Stated problem> Copy each line exactly. Leave nothing out.

[start Information supplied]

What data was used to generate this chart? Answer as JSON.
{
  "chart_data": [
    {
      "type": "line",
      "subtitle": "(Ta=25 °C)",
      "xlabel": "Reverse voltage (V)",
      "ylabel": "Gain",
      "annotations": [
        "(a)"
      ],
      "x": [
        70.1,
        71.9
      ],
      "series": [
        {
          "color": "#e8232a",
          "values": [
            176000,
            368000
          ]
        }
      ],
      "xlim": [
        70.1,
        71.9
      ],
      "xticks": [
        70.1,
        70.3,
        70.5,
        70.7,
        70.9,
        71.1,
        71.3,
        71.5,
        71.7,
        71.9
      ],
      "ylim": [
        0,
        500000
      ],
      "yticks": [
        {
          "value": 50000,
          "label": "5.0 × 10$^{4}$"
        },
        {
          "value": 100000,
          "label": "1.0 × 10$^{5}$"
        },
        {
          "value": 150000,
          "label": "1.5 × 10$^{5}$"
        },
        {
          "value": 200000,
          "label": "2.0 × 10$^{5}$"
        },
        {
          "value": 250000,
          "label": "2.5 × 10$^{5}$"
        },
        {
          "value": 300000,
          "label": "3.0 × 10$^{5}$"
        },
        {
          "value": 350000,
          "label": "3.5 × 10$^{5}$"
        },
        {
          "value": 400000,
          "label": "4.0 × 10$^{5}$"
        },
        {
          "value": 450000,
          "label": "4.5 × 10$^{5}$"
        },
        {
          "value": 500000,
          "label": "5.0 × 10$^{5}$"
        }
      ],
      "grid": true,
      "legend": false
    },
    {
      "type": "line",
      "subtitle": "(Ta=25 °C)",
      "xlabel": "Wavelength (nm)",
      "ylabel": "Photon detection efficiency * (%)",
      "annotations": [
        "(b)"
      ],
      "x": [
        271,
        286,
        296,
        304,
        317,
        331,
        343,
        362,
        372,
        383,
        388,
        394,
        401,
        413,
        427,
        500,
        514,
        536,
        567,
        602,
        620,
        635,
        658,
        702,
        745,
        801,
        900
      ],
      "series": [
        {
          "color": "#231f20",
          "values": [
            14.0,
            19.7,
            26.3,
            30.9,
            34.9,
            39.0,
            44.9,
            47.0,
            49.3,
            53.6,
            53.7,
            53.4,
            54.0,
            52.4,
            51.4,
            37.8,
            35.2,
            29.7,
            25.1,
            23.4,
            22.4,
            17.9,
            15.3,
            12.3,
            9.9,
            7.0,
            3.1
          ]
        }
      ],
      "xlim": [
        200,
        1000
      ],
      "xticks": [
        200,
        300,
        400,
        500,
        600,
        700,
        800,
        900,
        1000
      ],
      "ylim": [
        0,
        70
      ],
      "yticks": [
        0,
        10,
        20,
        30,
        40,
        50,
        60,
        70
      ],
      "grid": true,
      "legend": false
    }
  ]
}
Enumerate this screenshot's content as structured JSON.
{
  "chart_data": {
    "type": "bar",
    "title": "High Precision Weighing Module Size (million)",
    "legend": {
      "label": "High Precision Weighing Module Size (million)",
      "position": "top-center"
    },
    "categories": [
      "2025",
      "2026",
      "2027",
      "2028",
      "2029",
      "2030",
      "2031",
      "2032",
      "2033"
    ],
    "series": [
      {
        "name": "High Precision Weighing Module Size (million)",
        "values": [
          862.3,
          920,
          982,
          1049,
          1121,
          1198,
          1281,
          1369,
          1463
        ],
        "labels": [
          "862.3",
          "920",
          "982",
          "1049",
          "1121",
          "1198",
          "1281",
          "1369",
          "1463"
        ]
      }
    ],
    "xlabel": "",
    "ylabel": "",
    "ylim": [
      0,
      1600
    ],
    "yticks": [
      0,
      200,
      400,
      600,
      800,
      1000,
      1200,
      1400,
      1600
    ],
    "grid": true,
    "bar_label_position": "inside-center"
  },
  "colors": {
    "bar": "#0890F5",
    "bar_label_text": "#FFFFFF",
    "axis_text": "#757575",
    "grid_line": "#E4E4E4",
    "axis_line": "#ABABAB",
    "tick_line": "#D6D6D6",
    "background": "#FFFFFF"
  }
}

[end Information supplied]

Task output>
What data was used to generate this chart? Answer as JSON.
{
  "chart_data": [
    {
      "type": "line",
      "subtitle": "(Ta=25 °C)",
      "xlabel": "Reverse voltage (V)",
      "ylabel": "Gain",
      "annotations": [
        "(a)"
      ],
      "x": [
        70.1,
        71.9
      ],
      "series": [
        {
          "color": "#e8232a",
          "values": [
            176000,
            368000
          ]
        }
      ],
      "xlim": [
        70.1,
        71.9
      ],
      "xticks": [
        70.1,
        70.3,
        70.5,
        70.7,
        70.9,
        71.1,
        71.3,
        71.5,
        71.7,
        71.9
      ],
      "ylim": [
        0,
        500000
      ],
      "yticks": [
        {
          "value": 50000,
          "label": "5.0 × 10$^{4}$"
        },
        {
          "value": 100000,
          "label": "1.0 × 10$^{5}$"
        },
        {
          "value": 150000,
          "label": "1.5 × 10$^{5}$"
        },
        {
          "value": 200000,
          "label": "2.0 × 10$^{5}$"
        },
        {
          "value": 250000,
          "label": "2.5 × 10$^{5}$"
        },
        {
          "value": 300000,
          "label": "3.0 × 10$^{5}$"
        },
        {
          "value": 350000,
          "label": "3.5 × 10$^{5}$"
        },
        {
          "value": 400000,
          "label": "4.0 × 10$^{5}$"
        },
        {
          "value": 450000,
          "label": "4.5 × 10$^{5}$"
        },
        {
          "value": 500000,
          "label": "5.0 × 10$^{5}$"
        }
      ],
      "grid": true,
      "legend": false
    },
    {
      "type": "line",
      "subtitle": "(Ta=25 °C)",
      "xlabel": "Wavelength (nm)",
      "ylabel": "Photon detection efficiency * (%)",
      "annotations": [
        "(b)"
      ],
      "x": [
        271,
        286,
        296,
        304,
        317,
        331,
        343,
        362,
        372,
        383,
        388,
        394,
        401,
        413,
        427,
        500,
        514,
        536,
        567,
        602,
        620,
        635,
        658,
        702,
        745,
        801,
        900
      ],
      "series": [
        {
          "color": "#231f20",
          "values": [
            14.0,
            19.7,
            26.3,
            30.9,
            34.9,
            39.0,
            44.9,
            47.0,
            49.3,
            53.6,
            53.7,
            53.4,
            54.0,
            52.4,
            51.4,
            37.8,
            35.2,
            29.7,
            25.1,
            23.4,
            22.4,
            17.9,
            15.3,
            12.3,
            9.9,
            7.0,
            3.1
          ]
        }
      ],
      "xlim": [
        200,
        1000
      ],
      "xticks": [
        200,
        300,
        400,
        500,
        600,
        700,
        800,
        900,
        1000
      ],
      "ylim": [
        0,
        70
      ],
      "yticks": [
        0,
        10,
        20,
        30,
        40,
        50,
        60,
        70
      ],
      "grid": true,
      "legend": false
    }
  ]
}
Enumerate this screenshot's content as structured JSON.
{
  "chart_data": {
    "type": "bar",
    "title": "High Precision Weighing Module Size (million)",
    "legend": {
      "label": "High Precision Weighing Module Size (million)",
      "position": "top-center"
    },
    "categories": [
      "2025",
      "2026",
      "2027",
      "2028",
      "2029",
      "2030",
      "2031",
      "2032",
      "2033"
    ],
    "series": [
      {
        "name": "High Precision Weighing Module Size (million)",
        "values": [
          862.3,
          920,
          982,
          1049,
          1121,
          1198,
          1281,
          1369,
          1463
        ],
        "labels": [
          "862.3",
          "920",
          "982",
          "1049",
          "1121",
          "1198",
          "1281",
          "1369",
          "1463"
        ]
      }
    ],
    "xlabel": "",
    "ylabel": "",
    "ylim": [
      0,
      1600
    ],
    "yticks": [
      0,
      200,
      400,
      600,
      800,
      1000,
      1200,
      1400,
      1600
    ],
    "grid": true,
    "bar_label_position": "inside-center"
  },
  "colors": {
    "bar": "#0890F5",
    "bar_label_text": "#FFFFFF",
    "axis_text": "#757575",
    "grid_line": "#E4E4E4",
    "axis_line": "#ABABAB",
    "tick_line": "#D6D6D6",
    "background": "#FFFFFF"
  }
}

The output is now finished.